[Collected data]
** Start **

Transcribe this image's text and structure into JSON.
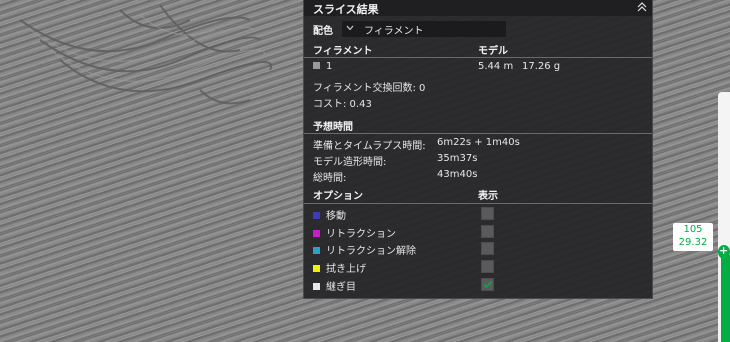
{
  "panel": {
    "title": "スライス結果",
    "color_scheme_label": "配色",
    "color_scheme_value": "フィラメント",
    "filament_header": "フィラメント",
    "model_header": "モデル",
    "filament_row": {
      "index": "1",
      "length": "5.44 m",
      "weight": "17.26 g",
      "swatch_color": "#9a9a9a"
    },
    "filament_changes": "フィラメント交換回数:  0",
    "cost": "コスト:  0.43",
    "time_header": "予想時間",
    "prep_label": "準備とタイムラプス時間:",
    "prep_value": "6m22s + 1m40s",
    "model_time_label": "モデル造形時間:",
    "model_time_value": "35m37s",
    "total_label": "総時間:",
    "total_value": "43m40s",
    "options_header": "オプション",
    "display_header": "表示",
    "options": [
      {
        "label": "移動",
        "color": "#3d3db8",
        "checked": false
      },
      {
        "label": "リトラクション",
        "color": "#c81ec8",
        "checked": false
      },
      {
        "label": "リトラクション解除",
        "color": "#2ea0c8",
        "checked": false
      },
      {
        "label": "拭き上げ",
        "color": "#f0f000",
        "checked": false
      },
      {
        "label": "継ぎ目",
        "color": "#e8e8e8",
        "checked": true
      }
    ]
  },
  "layer_slider": {
    "layer_number": "105",
    "height": "29.32",
    "accent": "#00ae42"
  }
}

** End **

→ **CHALLENGE**
Reproduce all of the data exactly; the pictures do not belong in the copy.

→ **RESPONSE TO THIS TASK**
Transcribe this image's text and structure into JSON.
{
  "panel": {
    "title": "スライス結果",
    "color_scheme_label": "配色",
    "color_scheme_value": "フィラメント",
    "filament_header": "フィラメント",
    "model_header": "モデル",
    "filament_row": {
      "index": "1",
      "length": "5.44 m",
      "weight": "17.26 g",
      "swatch_color": "#9a9a9a"
    },
    "filament_changes": "フィラメント交換回数:  0",
    "cost": "コスト:  0.43",
    "time_header": "予想時間",
    "prep_label": "準備とタイムラプス時間:",
    "prep_value": "6m22s + 1m40s",
    "model_time_label": "モデル造形時間:",
    "model_time_value": "35m37s",
    "total_label": "総時間:",
    "total_value": "43m40s",
    "options_header": "オプション",
    "display_header": "表示",
    "options": [
      {
        "label": "移動",
        "color": "#3d3db8",
        "checked": false
      },
      {
        "label": "リトラクション",
        "color": "#c81ec8",
        "checked": false
      },
      {
        "label": "リトラクション解除",
        "color": "#2ea0c8",
        "checked": false
      },
      {
        "label": "拭き上げ",
        "color": "#f0f000",
        "checked": false
      },
      {
        "label": "継ぎ目",
        "color": "#e8e8e8",
        "checked": true
      }
    ]
  },
  "layer_slider": {
    "layer_number": "105",
    "height": "29.32",
    "accent": "#00ae42"
  }
}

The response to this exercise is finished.